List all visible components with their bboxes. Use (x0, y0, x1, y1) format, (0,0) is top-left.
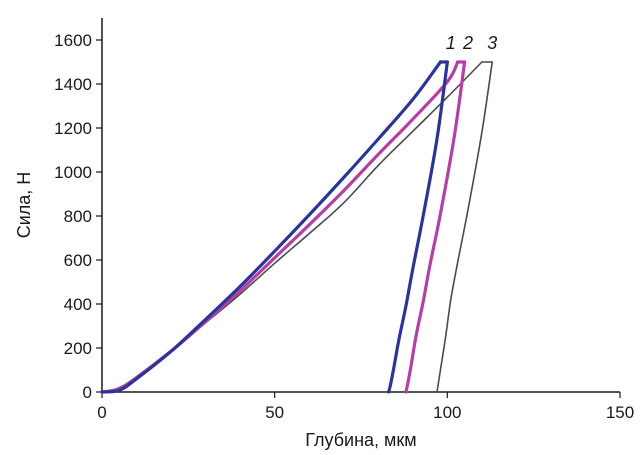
series-2 (100, 60, 467, 394)
y-tick-label: 800 (64, 207, 92, 226)
x-tick-label: 0 (97, 403, 106, 422)
series-1-unloading-line (387, 60, 449, 394)
y-tick-label: 200 (64, 339, 92, 358)
x-tick-label: 100 (433, 403, 461, 422)
y-tick-label: 1400 (54, 75, 92, 94)
y-tick-label: 400 (64, 295, 92, 314)
series-group (100, 60, 494, 394)
series-1-loading-line (100, 60, 443, 394)
x-axis-ticks: 0 50 100 150 (97, 392, 634, 422)
x-tick-label: 150 (606, 403, 634, 422)
y-tick-label: 600 (64, 251, 92, 270)
y-axis-ticks: 0 200 400 600 800 1000 1200 1400 1600 (54, 31, 102, 402)
curve-label-1: 1 (446, 33, 456, 53)
x-axis-title: Глубина, мкм (305, 430, 416, 450)
y-axis-title: Сила, Н (14, 172, 34, 239)
curve-label-3: 3 (487, 33, 497, 53)
series-1 (100, 60, 449, 394)
series-3-unloading-line (436, 61, 494, 393)
curve-label-2: 2 (462, 33, 473, 53)
series-3-loading-line (101, 61, 483, 393)
y-tick-label: 0 (83, 383, 92, 402)
series-2-unloading-line (404, 60, 467, 394)
y-tick-label: 1600 (54, 31, 92, 50)
y-tick-label: 1200 (54, 119, 92, 138)
x-tick-label: 50 (265, 403, 284, 422)
y-tick-label: 1000 (54, 163, 92, 182)
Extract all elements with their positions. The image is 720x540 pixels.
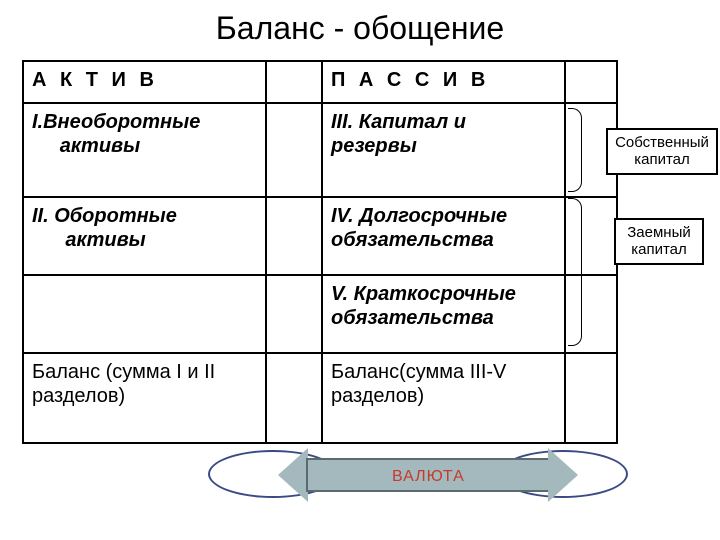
table-row: А К Т И В П А С С И В bbox=[24, 62, 618, 104]
page-title: Баланс - обощение bbox=[0, 0, 720, 55]
own-capital-label: Собственныйкапитал bbox=[606, 128, 718, 175]
empty-cell bbox=[24, 276, 267, 352]
table-row: V. Краткосрочные обязательства bbox=[24, 276, 618, 354]
spacer-cell bbox=[566, 354, 618, 442]
spacer-cell bbox=[267, 62, 323, 102]
brace-icon bbox=[568, 108, 582, 192]
spacer-cell bbox=[267, 104, 323, 196]
table-row: I.Внеоборотные активы III. Капитал и рез… bbox=[24, 104, 618, 198]
spacer-cell bbox=[267, 198, 323, 274]
spacer-cell bbox=[267, 276, 323, 352]
section-v: V. Краткосрочные обязательства bbox=[323, 276, 566, 352]
balance-table: А К Т И В П А С С И В I.Внеоборотные акт… bbox=[22, 60, 618, 444]
brace-icon bbox=[568, 198, 582, 346]
borrowed-capital-label: Заемныйкапитал bbox=[614, 218, 704, 265]
header-aktiv: А К Т И В bbox=[24, 62, 267, 102]
currency-label: ВАЛЮТА bbox=[392, 468, 465, 486]
table-row: II. Оборотные активы IV. Долгосрочные об… bbox=[24, 198, 618, 276]
section-i: I.Внеоборотные активы bbox=[24, 104, 267, 196]
section-iv: IV. Долгосрочные обязательства bbox=[323, 198, 566, 274]
section-iii: III. Капитал и резервы bbox=[323, 104, 566, 196]
table-row: Баланс (сумма I и II разделов) Баланс(су… bbox=[24, 354, 618, 444]
spacer-cell bbox=[267, 354, 323, 442]
balance-left: Баланс (сумма I и II разделов) bbox=[24, 354, 267, 442]
header-passiv: П А С С И В bbox=[323, 62, 566, 102]
section-ii: II. Оборотные активы bbox=[24, 198, 267, 274]
spacer-cell bbox=[566, 62, 618, 102]
balance-right: Баланс(сумма III-V разделов) bbox=[323, 354, 566, 442]
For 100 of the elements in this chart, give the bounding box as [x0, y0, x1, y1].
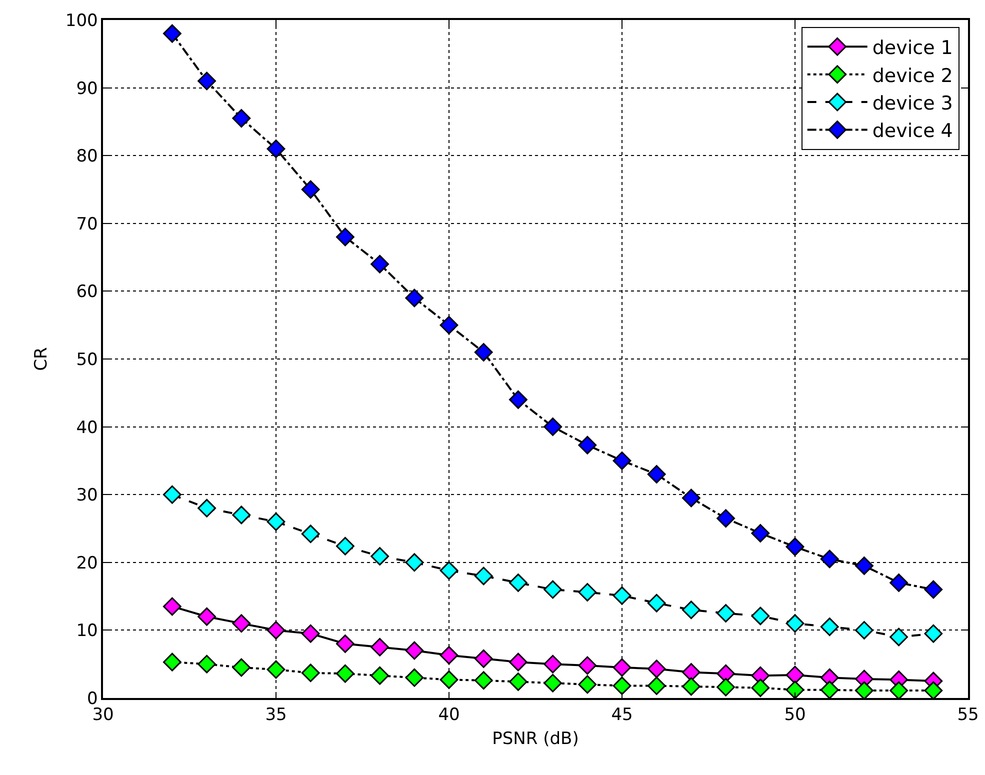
- point: [544, 654, 562, 674]
- y-tick-label: 10: [76, 621, 98, 642]
- point: [578, 436, 597, 454]
- point: [751, 524, 770, 542]
- point: [716, 509, 735, 528]
- point: [198, 654, 216, 674]
- point: [544, 418, 562, 436]
- point: [440, 670, 458, 689]
- point: [786, 666, 804, 684]
- point: [198, 498, 216, 518]
- point: [716, 678, 735, 696]
- point: [405, 668, 424, 687]
- point: [474, 671, 493, 690]
- point: [612, 586, 632, 605]
- legend-label: device 1: [872, 37, 953, 60]
- point: [370, 666, 389, 685]
- point: [509, 672, 528, 691]
- point: [474, 566, 493, 586]
- x-axis-title: PSNR (dB): [492, 729, 579, 750]
- point: [232, 109, 251, 128]
- point: [612, 658, 632, 677]
- point: [198, 607, 216, 626]
- point: [232, 658, 251, 677]
- y-tick-label: 80: [76, 146, 98, 167]
- legend-label: device 2: [872, 64, 953, 87]
- point: [751, 678, 770, 698]
- point: [163, 652, 182, 672]
- point: [370, 547, 389, 566]
- point: [405, 641, 424, 660]
- point: [370, 254, 389, 274]
- point: [890, 574, 908, 592]
- point: [786, 538, 804, 556]
- point: [924, 580, 943, 599]
- point: [682, 677, 700, 696]
- x-tick-label: 55: [957, 705, 979, 726]
- y-tick-label: 50: [76, 350, 98, 370]
- point: [855, 556, 874, 575]
- point: [578, 656, 597, 675]
- point: [301, 624, 320, 643]
- point: [544, 580, 562, 599]
- point: [301, 664, 320, 682]
- point: [890, 628, 908, 646]
- point: [440, 316, 458, 334]
- point: [232, 614, 251, 633]
- point: [682, 488, 700, 508]
- point: [647, 594, 666, 612]
- point: [786, 680, 804, 698]
- x-tick-label: 40: [438, 705, 460, 726]
- point: [924, 681, 943, 698]
- point: [820, 680, 839, 698]
- point: [820, 618, 839, 636]
- x-tick-label: 30: [92, 705, 114, 726]
- point: [890, 681, 908, 698]
- point: [163, 485, 182, 504]
- point: [266, 512, 286, 531]
- point: [163, 24, 182, 43]
- point: [786, 614, 804, 633]
- y-tick-label: 90: [76, 78, 98, 99]
- y-tick-label: 60: [76, 282, 98, 302]
- point: [266, 660, 286, 679]
- point: [440, 646, 458, 664]
- point: [405, 553, 424, 572]
- x-tick-label: 45: [611, 705, 633, 726]
- point: [163, 597, 182, 616]
- point: [266, 621, 286, 640]
- point: [336, 634, 354, 653]
- point: [474, 649, 493, 668]
- point: [647, 660, 666, 678]
- point: [716, 604, 735, 622]
- point: [474, 343, 493, 362]
- point: [682, 663, 700, 682]
- point: [336, 536, 354, 556]
- point: [198, 72, 216, 90]
- point: [578, 583, 597, 602]
- point: [612, 676, 632, 695]
- point: [440, 561, 458, 580]
- point: [647, 465, 666, 484]
- point: [232, 506, 251, 524]
- y-tick-label: 70: [76, 214, 98, 234]
- point: [578, 675, 597, 694]
- point: [682, 600, 700, 620]
- point: [266, 140, 286, 158]
- x-tick-label: 35: [265, 705, 287, 726]
- point: [924, 624, 943, 643]
- legend-label: device 4: [872, 120, 953, 142]
- y-tick-label: 20: [76, 553, 98, 574]
- point: [405, 288, 424, 308]
- point: [301, 180, 320, 199]
- y-tick-label: 100: [65, 10, 98, 31]
- point: [612, 452, 632, 470]
- point: [336, 228, 354, 246]
- y-tick-label: 40: [76, 418, 98, 438]
- y-tick-label: 30: [76, 486, 98, 506]
- point: [647, 676, 666, 695]
- point: [336, 664, 354, 683]
- point: [820, 550, 839, 568]
- point: [301, 524, 320, 544]
- y-axis-title: CR: [31, 346, 52, 371]
- legend-label: device 3: [872, 92, 953, 114]
- point: [509, 574, 528, 592]
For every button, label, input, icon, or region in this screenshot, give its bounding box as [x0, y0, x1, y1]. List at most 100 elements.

## Goal of the exercise
Retype all of the data above line for line, keeping every character unchanged, and omit the pictures from your answer.

## Correct output
List all visible components with their bboxes. Use (x0, y0, x1, y1) format, (0,0) is top-left.
series-2 (100, 60, 467, 394)
y-tick-label: 800 (64, 207, 92, 226)
x-tick-label: 0 (97, 403, 106, 422)
series-1-unloading-line (387, 60, 449, 394)
y-tick-label: 200 (64, 339, 92, 358)
x-tick-label: 100 (433, 403, 461, 422)
y-tick-label: 1400 (54, 75, 92, 94)
y-tick-label: 400 (64, 295, 92, 314)
series-group (100, 60, 494, 394)
series-1-loading-line (100, 60, 443, 394)
x-axis-ticks: 0 50 100 150 (97, 392, 634, 422)
x-tick-label: 150 (606, 403, 634, 422)
y-tick-label: 600 (64, 251, 92, 270)
y-axis-ticks: 0 200 400 600 800 1000 1200 1400 1600 (54, 31, 102, 402)
curve-label-1: 1 (446, 33, 456, 53)
x-axis-title: Глубина, мкм (305, 430, 416, 450)
y-axis-title: Сила, Н (14, 172, 34, 239)
curve-label-3: 3 (487, 33, 497, 53)
series-1 (100, 60, 449, 394)
series-3-unloading-line (436, 61, 494, 393)
curve-label-2: 2 (462, 33, 473, 53)
series-3-loading-line (101, 61, 483, 393)
y-tick-label: 0 (83, 383, 92, 402)
series-2-unloading-line (404, 60, 467, 394)
y-tick-label: 1600 (54, 31, 92, 50)
y-tick-label: 1200 (54, 119, 92, 138)
x-tick-label: 50 (265, 403, 284, 422)
y-tick-label: 1000 (54, 163, 92, 182)
Extract all elements with their positions. The image is 720x540 pixels.
table-row: А К Т И В П А С С И В bbox=[24, 62, 618, 104]
page-title: Баланс - обощение bbox=[0, 0, 720, 55]
own-capital-label: Собственныйкапитал bbox=[606, 128, 718, 175]
empty-cell bbox=[24, 276, 267, 352]
table-row: V. Краткосрочные обязательства bbox=[24, 276, 618, 354]
spacer-cell bbox=[566, 354, 618, 442]
spacer-cell bbox=[267, 62, 323, 102]
brace-icon bbox=[568, 108, 582, 192]
spacer-cell bbox=[267, 104, 323, 196]
table-row: I.Внеоборотные активы III. Капитал и рез… bbox=[24, 104, 618, 198]
spacer-cell bbox=[267, 198, 323, 274]
spacer-cell bbox=[267, 276, 323, 352]
section-v: V. Краткосрочные обязательства bbox=[323, 276, 566, 352]
balance-table: А К Т И В П А С С И В I.Внеоборотные акт… bbox=[22, 60, 618, 444]
brace-icon bbox=[568, 198, 582, 346]
borrowed-capital-label: Заемныйкапитал bbox=[614, 218, 704, 265]
header-aktiv: А К Т И В bbox=[24, 62, 267, 102]
currency-label: ВАЛЮТА bbox=[392, 468, 465, 486]
table-row: II. Оборотные активы IV. Долгосрочные об… bbox=[24, 198, 618, 276]
section-i: I.Внеоборотные активы bbox=[24, 104, 267, 196]
section-iv: IV. Долгосрочные обязательства bbox=[323, 198, 566, 274]
section-iii: III. Капитал и резервы bbox=[323, 104, 566, 196]
table-row: Баланс (сумма I и II разделов) Баланс(су… bbox=[24, 354, 618, 444]
spacer-cell bbox=[267, 354, 323, 442]
balance-left: Баланс (сумма I и II разделов) bbox=[24, 354, 267, 442]
header-passiv: П А С С И В bbox=[323, 62, 566, 102]
section-ii: II. Оборотные активы bbox=[24, 198, 267, 274]
spacer-cell bbox=[566, 62, 618, 102]
balance-right: Баланс(сумма III-V разделов) bbox=[323, 354, 566, 442]
For 100 of the elements in this chart, give the bounding box as [x0, y0, x1, y1].
- point: [544, 654, 562, 674]
- y-tick-label: 10: [76, 621, 98, 642]
- point: [578, 436, 597, 454]
- point: [751, 524, 770, 542]
- point: [716, 509, 735, 528]
- point: [198, 654, 216, 674]
- point: [544, 418, 562, 436]
- point: [440, 670, 458, 689]
- point: [786, 666, 804, 684]
- point: [198, 498, 216, 518]
- point: [716, 678, 735, 696]
- point: [405, 668, 424, 687]
- point: [474, 671, 493, 690]
- point: [612, 586, 632, 605]
- legend-label: device 1: [872, 37, 953, 60]
- point: [370, 666, 389, 685]
- point: [509, 672, 528, 691]
- point: [474, 566, 493, 586]
- x-axis-title: PSNR (dB): [492, 729, 579, 750]
- point: [232, 109, 251, 128]
- point: [612, 658, 632, 677]
- point: [198, 607, 216, 626]
- point: [232, 658, 251, 677]
- y-tick-label: 80: [76, 146, 98, 167]
- legend-label: device 2: [872, 64, 953, 87]
- point: [751, 678, 770, 698]
- point: [163, 652, 182, 672]
- point: [370, 547, 389, 566]
- point: [405, 641, 424, 660]
- point: [370, 254, 389, 274]
- point: [890, 574, 908, 592]
- point: [786, 538, 804, 556]
- point: [924, 580, 943, 599]
- point: [682, 677, 700, 696]
- x-tick-label: 55: [957, 705, 979, 726]
- y-tick-label: 50: [76, 350, 98, 370]
- point: [855, 556, 874, 575]
- point: [578, 656, 597, 675]
- point: [301, 624, 320, 643]
- point: [544, 580, 562, 599]
- point: [301, 664, 320, 682]
- point: [890, 628, 908, 646]
- point: [440, 316, 458, 334]
- point: [232, 614, 251, 633]
- point: [682, 488, 700, 508]
- point: [647, 594, 666, 612]
- point: [786, 680, 804, 698]
- x-tick-label: 40: [438, 705, 460, 726]
- point: [924, 681, 943, 698]
- point: [820, 680, 839, 698]
- point: [820, 618, 839, 636]
- x-tick-label: 30: [92, 705, 114, 726]
- point: [890, 681, 908, 698]
- point: [163, 485, 182, 504]
- point: [266, 512, 286, 531]
- point: [163, 24, 182, 43]
- point: [786, 614, 804, 633]
- y-tick-label: 90: [76, 78, 98, 99]
- y-tick-label: 60: [76, 282, 98, 302]
- point: [266, 660, 286, 679]
- point: [440, 646, 458, 664]
- point: [405, 553, 424, 572]
- x-tick-label: 45: [611, 705, 633, 726]
- point: [163, 597, 182, 616]
- point: [266, 621, 286, 640]
- point: [336, 634, 354, 653]
- point: [474, 649, 493, 668]
- point: [647, 660, 666, 678]
- point: [716, 604, 735, 622]
- point: [474, 343, 493, 362]
- point: [682, 663, 700, 682]
- point: [336, 536, 354, 556]
- point: [198, 72, 216, 90]
- point: [578, 583, 597, 602]
- point: [612, 676, 632, 695]
- point: [440, 561, 458, 580]
- point: [647, 465, 666, 484]
- point: [232, 506, 251, 524]
- y-tick-label: 70: [76, 214, 98, 234]
- point: [578, 675, 597, 694]
- point: [682, 600, 700, 620]
- point: [266, 140, 286, 158]
- x-tick-label: 35: [265, 705, 287, 726]
- point: [924, 624, 943, 643]
- legend-label: device 4: [872, 120, 953, 142]
- y-tick-label: 20: [76, 553, 98, 574]
- point: [405, 288, 424, 308]
- point: [301, 180, 320, 199]
- y-tick-label: 100: [65, 10, 98, 31]
- point: [612, 452, 632, 470]
- point: [336, 228, 354, 246]
- y-tick-label: 40: [76, 418, 98, 438]
- y-tick-label: 30: [76, 486, 98, 506]
- point: [647, 676, 666, 695]
- point: [336, 664, 354, 683]
- point: [820, 550, 839, 568]
- point: [301, 524, 320, 544]
- y-axis-title: CR: [31, 346, 52, 371]
- legend-label: device 3: [872, 92, 953, 114]
- point: [509, 574, 528, 592]
For every button, label, input, icon, or region in this screenshot, give its bounding box as [x0, y0, x1, y1]. List at most 100 elements.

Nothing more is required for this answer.